◆ **Goal of the exercise**:
Transcribe each record below word for word.

[Recorded data]
——————
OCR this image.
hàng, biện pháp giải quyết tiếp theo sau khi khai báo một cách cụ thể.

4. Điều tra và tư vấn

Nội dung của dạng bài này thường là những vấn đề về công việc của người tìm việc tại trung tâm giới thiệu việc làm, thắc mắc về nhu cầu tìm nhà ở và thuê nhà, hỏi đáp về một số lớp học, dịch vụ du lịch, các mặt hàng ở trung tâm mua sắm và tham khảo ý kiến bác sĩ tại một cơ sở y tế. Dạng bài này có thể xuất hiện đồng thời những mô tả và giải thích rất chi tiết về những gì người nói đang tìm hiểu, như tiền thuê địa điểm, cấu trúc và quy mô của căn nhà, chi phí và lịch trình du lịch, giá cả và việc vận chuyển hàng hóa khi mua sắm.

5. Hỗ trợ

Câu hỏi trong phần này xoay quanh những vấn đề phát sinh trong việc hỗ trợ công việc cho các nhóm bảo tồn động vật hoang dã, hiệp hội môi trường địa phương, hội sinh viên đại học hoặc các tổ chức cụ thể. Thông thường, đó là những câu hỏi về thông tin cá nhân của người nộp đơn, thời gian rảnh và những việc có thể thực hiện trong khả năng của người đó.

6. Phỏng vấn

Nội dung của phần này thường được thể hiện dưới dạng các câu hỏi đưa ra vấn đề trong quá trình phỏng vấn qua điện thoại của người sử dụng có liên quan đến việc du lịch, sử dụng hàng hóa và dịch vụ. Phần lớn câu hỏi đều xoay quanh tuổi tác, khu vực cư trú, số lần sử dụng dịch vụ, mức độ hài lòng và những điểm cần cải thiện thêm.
——————
◆ **Solution to the exercise**:
OCR this image.
hàng, biện pháp giải quyết tiếp theo sau khi khai báo một cách cụ thể.

4. Điều tra và tư vấn

Nội dung của dạng bài này thường là những vấn đề về công việc của người tìm việc tại trung tâm giới thiệu việc làm, thắc mắc về nhu cầu tìm nhà ở và thuê nhà, hỏi đáp về một số lớp học, dịch vụ du lịch, các mặt hàng ở trung tâm mua sắm và tham khảo ý kiến bác sĩ tại một cơ sở y tế. Dạng bài này có thể xuất hiện đồng thời những mô tả và giải thích rất chi tiết về những gì người nói đang tìm hiểu, như tiền thuê địa điểm, cấu trúc và quy mô của căn nhà, chi phí và lịch trình du lịch, giá cả và việc vận chuyển hàng hóa khi mua sắm.

5. Hỗ trợ

Câu hỏi trong phần này xoay quanh những vấn đề phát sinh trong việc hỗ trợ công việc cho các nhóm bảo tồn động vật hoang dã, hiệp hội môi trường địa phương, hội sinh viên đại học hoặc các tổ chức cụ thể. Thông thường, đó là những câu hỏi về thông tin cá nhân của người nộp đơn, thời gian rảnh và những việc có thể thực hiện trong khả năng của người đó.

6. Phỏng vấn

Nội dung của phần này thường được thể hiện dưới dạng các câu hỏi đưa ra vấn đề trong quá trình phỏng vấn qua điện thoại của người sử dụng có liên quan đến việc du lịch, sử dụng hàng hóa và dịch vụ. Phần lớn câu hỏi đều xoay quanh tuổi tác, khu vực cư trú, số lần sử dụng dịch vụ, mức độ hài lòng và những điểm cần cải thiện thêm.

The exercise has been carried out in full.